_SCHRIFTLICHE AUFGABE A:_
Beantworte anhand des Reiseberichts über Vientiane die folgenden Fragen.
(i) Wie heißt der Mann, den die Reisenden in Laos besuchen?
(ii) Welches Wort für „Hallo“ nennt der Text?
(iii) Welche Verkehrsmittel bevorzugen die Einwohner laut Text offenbar?
_SCHRIFTLICHE AUFGABE B:_ Überarbeite den Reisebericht über Vientiane: Gib ihn von „Wir sagen sabaidee“ bis „unserer Laos Erkundungsreise.“ wieder und ersetze dabei „Indochina“ durch „Südostasien“.
_SCHRIFTLICHE AUFGABE C:_ Schreibe den Reisebericht über Vientiane im Anschluss an seinen letzten Satz weiter.

_TEXTAUSZUG:_
___

In Laos krähen die Hähne anders. „Ki-kieri-kik“ stösst der Nachbarshahn seine Fanfare aus, mit der Betonung auf der zweiten Silbe. In Laos’ beschaulicher Hauptstadt Vientiane sind selbst die Hühner entspannter als anderswo. Wir besuchen endlich unseren Mann in Laos, Uwe, mit seiner liebreizenden Familie. Nach drei Jahren wurde es wirklich höchste Zeit für ein Wiedersehen.
Wir sagen sabaidee (Hallo) zu dieser Hochhaus freien Metropole, der wohl lässigsten Hauptstadt in Indochina, wenn nicht sogar ganz Asiens. Mit seinen französischen Straßenschildern, Baum gesäumten Alleen, weiß getünchten Kolonialgebäuden und farbenfrohen buddhistischen Tempeln an jeder Ecke, ist die Stadt Sinnbild für das Aufeinandertreffen von Ost und West und zugleich Ausgangspunkt unserer Laos Erkundungsreise.
Ungewöhnlich für eine südostasiatische Stadt erscheint uns vor allem der kaum als solcher zu bezeichnende Straßenverkehr. Es ist selbst an gewöhnlichen Arbeitstagen so ruhig, dass uns Vientiane nach dem hektischen Trubel in Yogya wie ein etwas zu groß geratenes Dorf erscheint. Offenbar bevorzugen die Einwohner sowieso Tuk Tuks, Mopeds oder Fahrräder, denn kommt es zu den Stoßzeiten doch mal zu kurzen Staus, sitzen in den seltsam neuen SUVs meist Farangs (sprich „Falang“; Spitzname für nicht-asiatische Menschen) am Steuer. Schrottkarren gibt es wohl nicht in diesem Land.

___

_DATENAUSZUG:_
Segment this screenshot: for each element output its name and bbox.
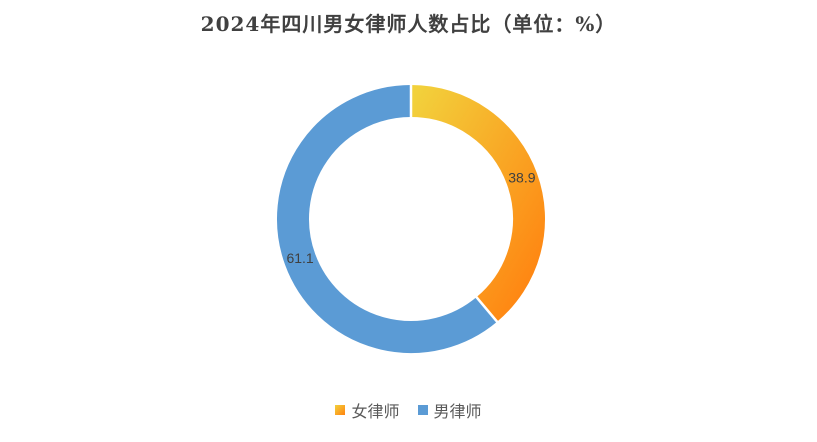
legend-label-male: 男律师 xyxy=(433,402,482,421)
data-label-male: 61.1 xyxy=(286,250,313,266)
donut-slice-male[interactable] xyxy=(277,85,498,353)
legend-item-male[interactable]: 男律师 xyxy=(417,398,482,422)
legend: 女律师 男律师 xyxy=(0,398,817,422)
chart-title: 2024年四川男女律师人数占比（单位：%） xyxy=(200,12,617,36)
data-label-female: 38.9 xyxy=(508,169,535,185)
legend-swatch-female xyxy=(335,405,346,415)
legend-swatch-male xyxy=(417,405,428,415)
donut-slice-female[interactable] xyxy=(410,85,545,322)
legend-label-female: 女律师 xyxy=(351,402,400,421)
legend-item-female[interactable]: 女律师 xyxy=(335,398,400,422)
slice-separator xyxy=(474,295,499,324)
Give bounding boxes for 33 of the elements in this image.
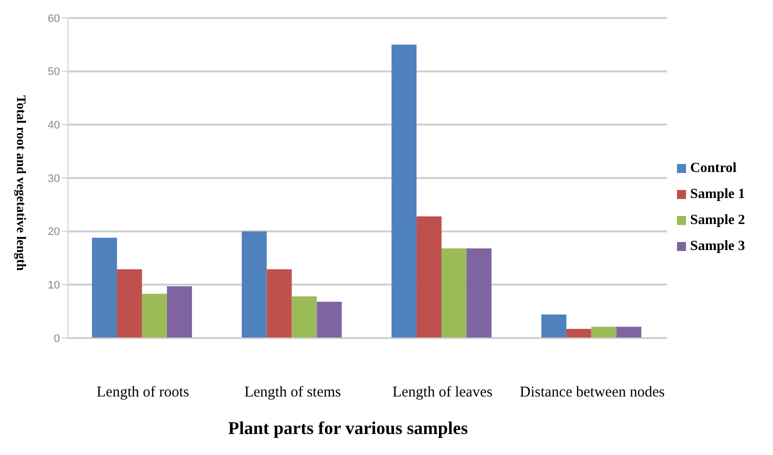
y-tick-label: 50: [48, 66, 60, 78]
bar: [541, 314, 566, 338]
y-tick-label: 10: [48, 280, 60, 292]
bar: [92, 238, 117, 338]
legend-label: Sample 3: [690, 239, 745, 254]
bar: [442, 248, 467, 338]
bar: [166, 286, 192, 338]
y-tick-label: 40: [48, 120, 60, 132]
legend-label: Control: [690, 161, 737, 176]
y-tick-label: 0: [54, 332, 60, 345]
x-tick-label: Distance between nodes: [520, 384, 665, 401]
bar: [242, 231, 267, 338]
bar: [566, 328, 592, 338]
y-tick-label: 60: [48, 12, 60, 25]
bar: [116, 269, 142, 338]
x-tick-label: Length of leaves: [392, 384, 493, 401]
bar: [316, 302, 342, 338]
legend-label: Sample 1: [690, 187, 745, 202]
legend-label: Sample 2: [690, 213, 745, 228]
y-tick-label: 30: [48, 172, 60, 185]
x-tick-label: Length of stems: [244, 384, 342, 401]
bar: [266, 269, 292, 338]
bar: [416, 216, 442, 338]
bar: [466, 248, 492, 338]
y-axis-title: Total root and vegetative length: [13, 95, 29, 271]
bar: [392, 44, 417, 338]
bar: [616, 326, 642, 338]
bar: [292, 296, 317, 338]
y-tick-label: 20: [48, 226, 60, 238]
x-tick-label: Length of roots: [96, 384, 190, 401]
bar: [591, 326, 616, 338]
x-axis-title: Plant parts for various samples: [227, 418, 469, 439]
bar: [142, 294, 167, 338]
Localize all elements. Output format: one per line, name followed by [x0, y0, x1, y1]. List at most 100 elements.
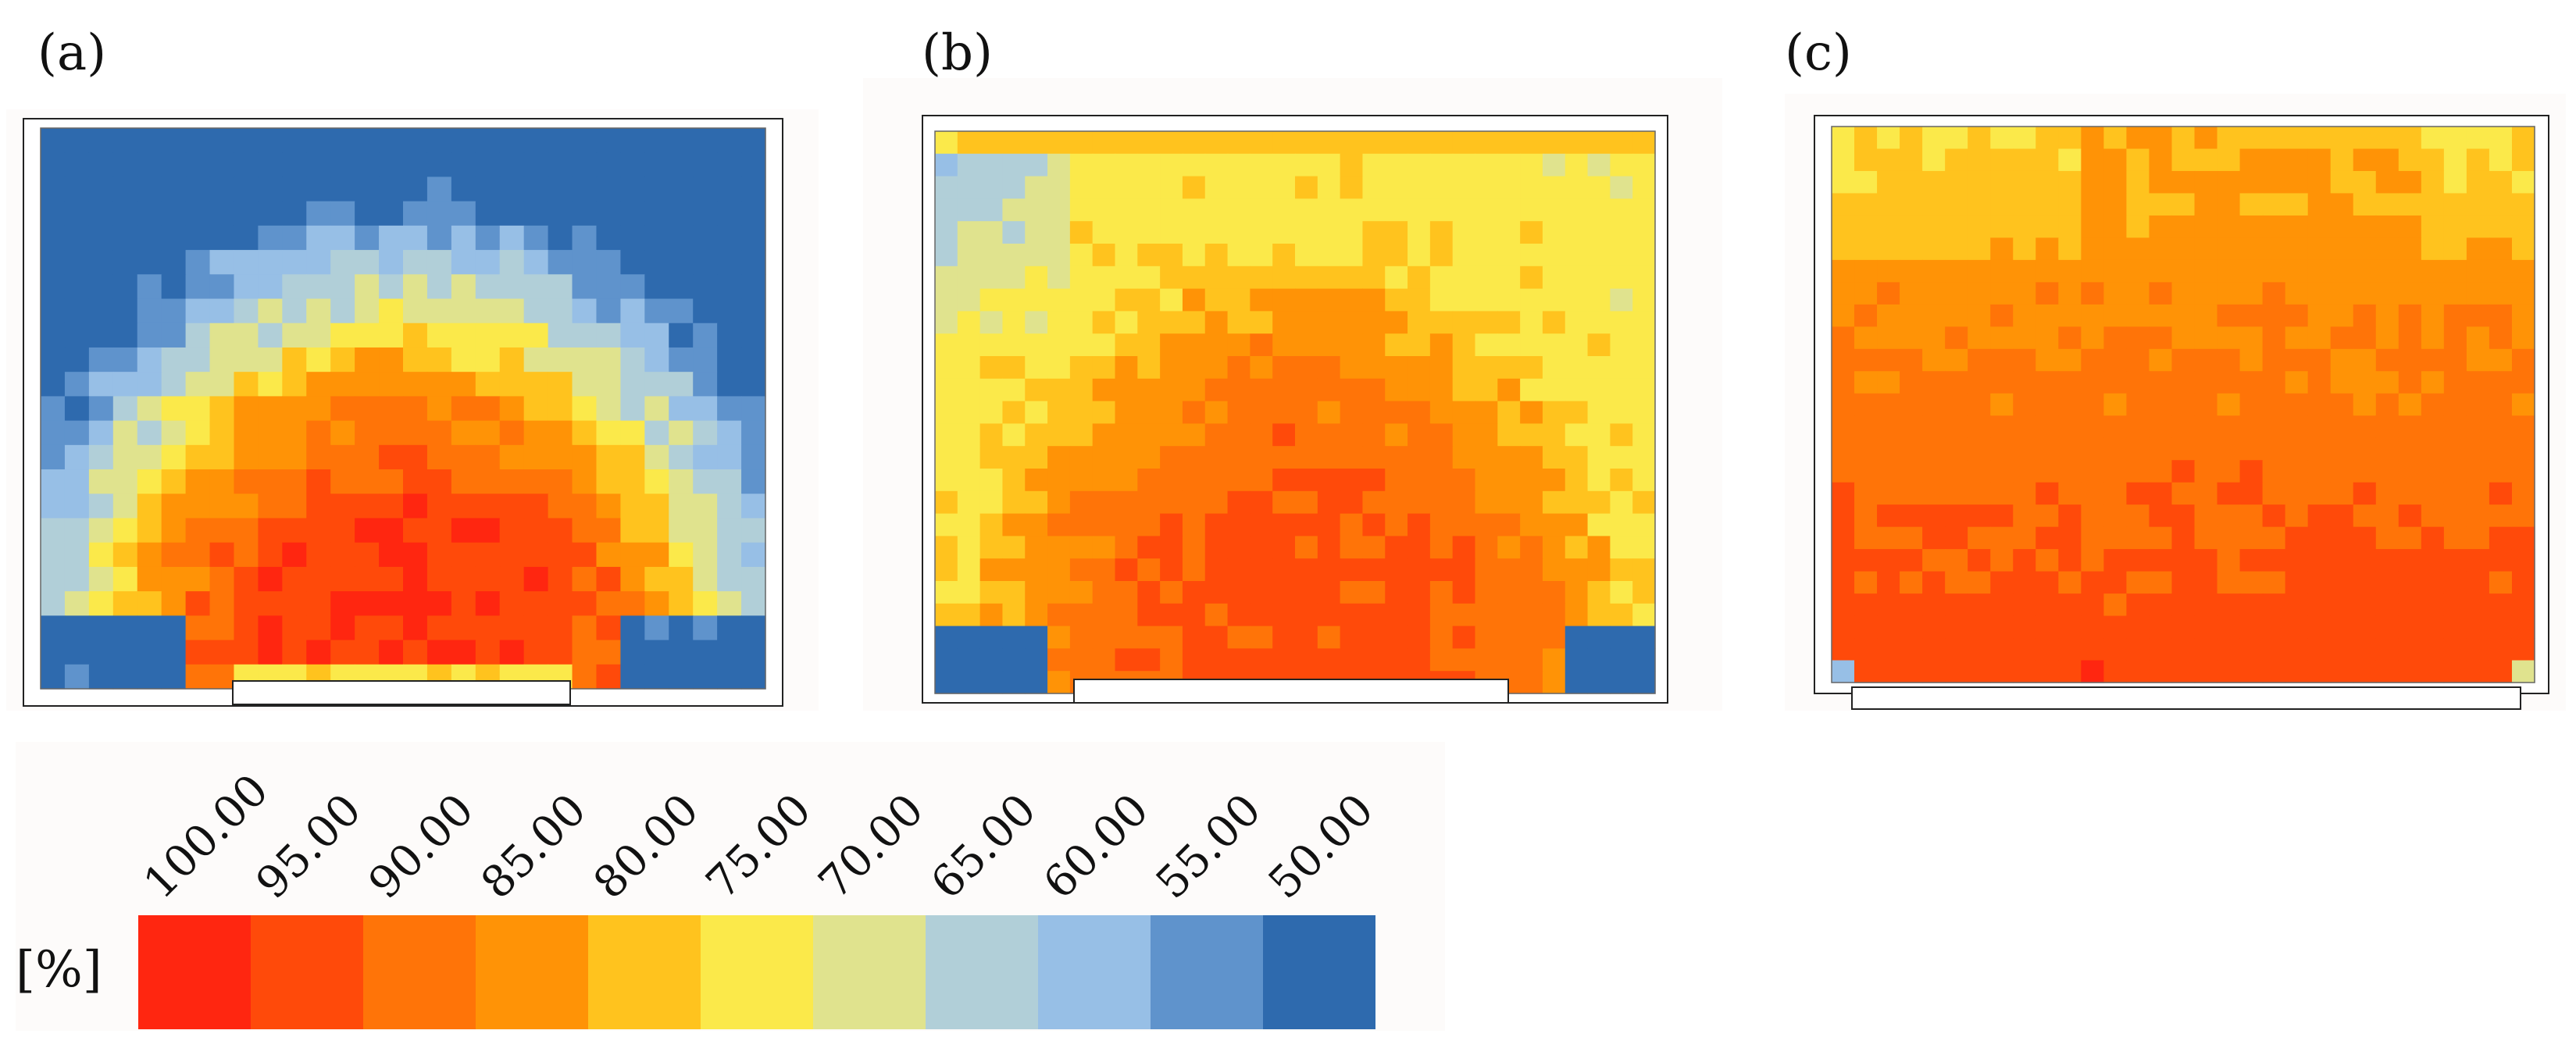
heatmap-cell: [1968, 437, 1991, 461]
heatmap-cell: [2421, 170, 2445, 194]
heatmap-cell: [64, 347, 90, 373]
heatmap-cell: [2285, 638, 2309, 661]
heatmap-cell: [1362, 626, 1386, 649]
heatmap-cell: [2489, 660, 2513, 683]
heatmap-cell: [1610, 401, 1633, 424]
heatmap-cell: [523, 347, 549, 373]
heatmap-cell: [2149, 326, 2173, 350]
heatmap-cell: [1610, 671, 1633, 694]
heatmap-cell: [1160, 513, 1183, 536]
heatmap-cell: [234, 372, 259, 397]
heatmap-cell: [1408, 626, 1431, 649]
heatmap-cell: [1227, 311, 1251, 334]
heatmap-cell: [1900, 348, 1923, 372]
heatmap-cell: [64, 640, 90, 665]
heatmap-cell: [1945, 526, 1968, 550]
heatmap-cell: [1137, 536, 1161, 559]
heatmap-cell: [1632, 603, 1656, 627]
heatmap-cell: [2330, 571, 2354, 594]
heatmap-cell: [1520, 401, 1543, 424]
heatmap-cell: [1137, 469, 1161, 492]
heatmap-cell: [1877, 148, 1900, 172]
heatmap-cell: [572, 298, 598, 324]
heatmap-cell: [935, 153, 958, 177]
heatmap-cell: [1025, 288, 1048, 312]
heatmap-cell: [1610, 198, 1633, 222]
heatmap-cell: [717, 152, 742, 178]
heatmap-cell: [1092, 198, 1116, 222]
heatmap-cell: [1945, 460, 1968, 483]
heatmap-cell: [1542, 671, 1566, 694]
heatmap-cell: [1295, 401, 1318, 424]
heatmap-cell: [1182, 513, 1206, 536]
heatmap-cell: [1204, 626, 1229, 649]
heatmap-cell: [935, 581, 958, 604]
heatmap-cell: [620, 542, 645, 568]
heatmap-cell: [2511, 282, 2535, 305]
heatmap-cell: [2398, 148, 2422, 172]
heatmap-cell: [1408, 378, 1431, 402]
heatmap-cell: [1452, 469, 1476, 492]
heatmap-cell: [1025, 446, 1048, 469]
heatmap-cell: [2398, 282, 2422, 305]
heatmap-cell: [1968, 393, 1991, 416]
heatmap-cell: [1250, 198, 1273, 222]
heatmap-cell: [1587, 626, 1611, 649]
heatmap-cell: [1115, 490, 1138, 515]
heatmap-cell: [1204, 581, 1229, 604]
heatmap-cell: [1047, 626, 1071, 649]
heatmap-cell: [1317, 446, 1341, 469]
heatmap-cell: [112, 396, 138, 422]
heatmap-cell: [2013, 393, 2036, 416]
heatmap-cell: [258, 494, 283, 519]
heatmap-cell: [1832, 237, 1855, 261]
heatmap-cell: [1340, 648, 1364, 672]
heatmap-cell: [1922, 638, 1946, 661]
heatmap-cell: [2375, 170, 2399, 194]
heatmap-cell: [693, 566, 718, 592]
heatmap-cell: [1408, 131, 1431, 155]
heatmap-cell: [2330, 259, 2354, 283]
heatmap-cell: [1069, 176, 1094, 199]
heatmap-cell: [1832, 571, 1855, 594]
heatmap-cell: [2330, 193, 2354, 216]
heatmap-cell: [2126, 660, 2150, 683]
heatmap-cell: [41, 152, 66, 178]
heatmap-cell: [2421, 371, 2445, 394]
heatmap-cell: [1945, 215, 1968, 238]
heatmap-cell: [741, 152, 766, 178]
heatmap-cell: [1160, 221, 1183, 244]
heatmap-cell: [2149, 482, 2173, 505]
heatmap-cell: [2217, 549, 2241, 572]
heatmap-cell: [1317, 648, 1341, 672]
heatmap-cell: [548, 176, 573, 202]
heatmap-cell: [1542, 176, 1566, 199]
heatmap-cell: [1922, 549, 1946, 572]
heatmap-cell: [475, 542, 501, 568]
heatmap-cell: [2375, 437, 2399, 461]
heatmap-cell: [2353, 348, 2377, 372]
heatmap-cell: [2489, 371, 2513, 394]
heatmap-cell: [1317, 581, 1341, 604]
heatmap-cell: [64, 372, 90, 397]
heatmap-cell: [1137, 603, 1161, 627]
heatmap-cell: [451, 615, 476, 641]
heatmap-cell: [1317, 311, 1341, 334]
heatmap-cell: [1182, 581, 1206, 604]
heatmap-cell: [64, 542, 90, 568]
heatmap-cell: [979, 626, 1004, 649]
heatmap-cell: [1385, 311, 1408, 334]
heatmap-cell: [41, 176, 66, 202]
heatmap-cell: [2466, 304, 2490, 327]
heatmap-cell: [2511, 549, 2535, 572]
heatmap-cell: [88, 420, 114, 446]
heatmap-cell: [209, 566, 235, 592]
heatmap-cell: [1854, 571, 1878, 594]
heatmap-cell: [451, 201, 476, 226]
heatmap-cell: [1204, 490, 1229, 515]
bottom-bar: [232, 680, 571, 705]
heatmap-cell: [88, 566, 114, 592]
heatmap-cell: [1408, 244, 1431, 267]
heatmap-cell: [426, 640, 452, 665]
heatmap-cell: [1565, 221, 1589, 244]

___

_SCHRIFTLICHE ANTWORT A:_
(i) Uwe
(ii) sabaidee
(iii) Tuk Tuks, Mopeds oder Fahrräder

_SCHRIFTLICHE ANTWORT B:_
Wir sagen sabaidee (Hallo) zu dieser Hochhaus freien Metropole, der wohl lässigsten Hauptstadt in Südostasien, wenn nicht sogar ganz Asiens. Mit seinen französischen Straßenschildern, Baum gesäumten Alleen, weiß getünchten Kolonialgebäuden und farbenfrohen buddhistischen Tempeln an jeder Ecke, ist die Stadt Sinnbild für das Aufeinandertreffen von Ost und West und zugleich Ausgangspunkt unserer Laos Erkundungsreise.

_SCHRIFTLICHE ANTWORT C:_
Wenn die Sonne abends glühendrot in den Mekong eintaucht, dazu die Hammer-und-Sichel Fahne des Kommunismus sanft im Abendrot tänzelt, fühle ich mich wie aus der Zeit gefallen. An der Flusspromenade führt eine sozialistisch getrimmte Körperertüchtigungsexpertin zu wummerndem Bass wilde Tanzschritte vor, die im Westen der 1980er Jahre unter dem Stichwort Aerobic eine ganze Generation ins Schwitzen brachten.
Hier stimmen erst zehn, dann zwanzig, dann unzählige Anhänger der Popgymnastik in den rhythmischen Tanz mit ein, bis die ganze Uferpromenade wie einst zur Loveparade in Berlin ihre Hüften schwingt. Auch ein paar Touris machen mit. Nein, nicht wir. Wir sitzen auf der Dachterrasse der beliebten Bor Pen Nyang Bar, wippen mit den Füssen und trinken das überzeugend leckere Beer Lao, eine laotische Institution, wenn man so will, und betrachten die Szenerie von oben.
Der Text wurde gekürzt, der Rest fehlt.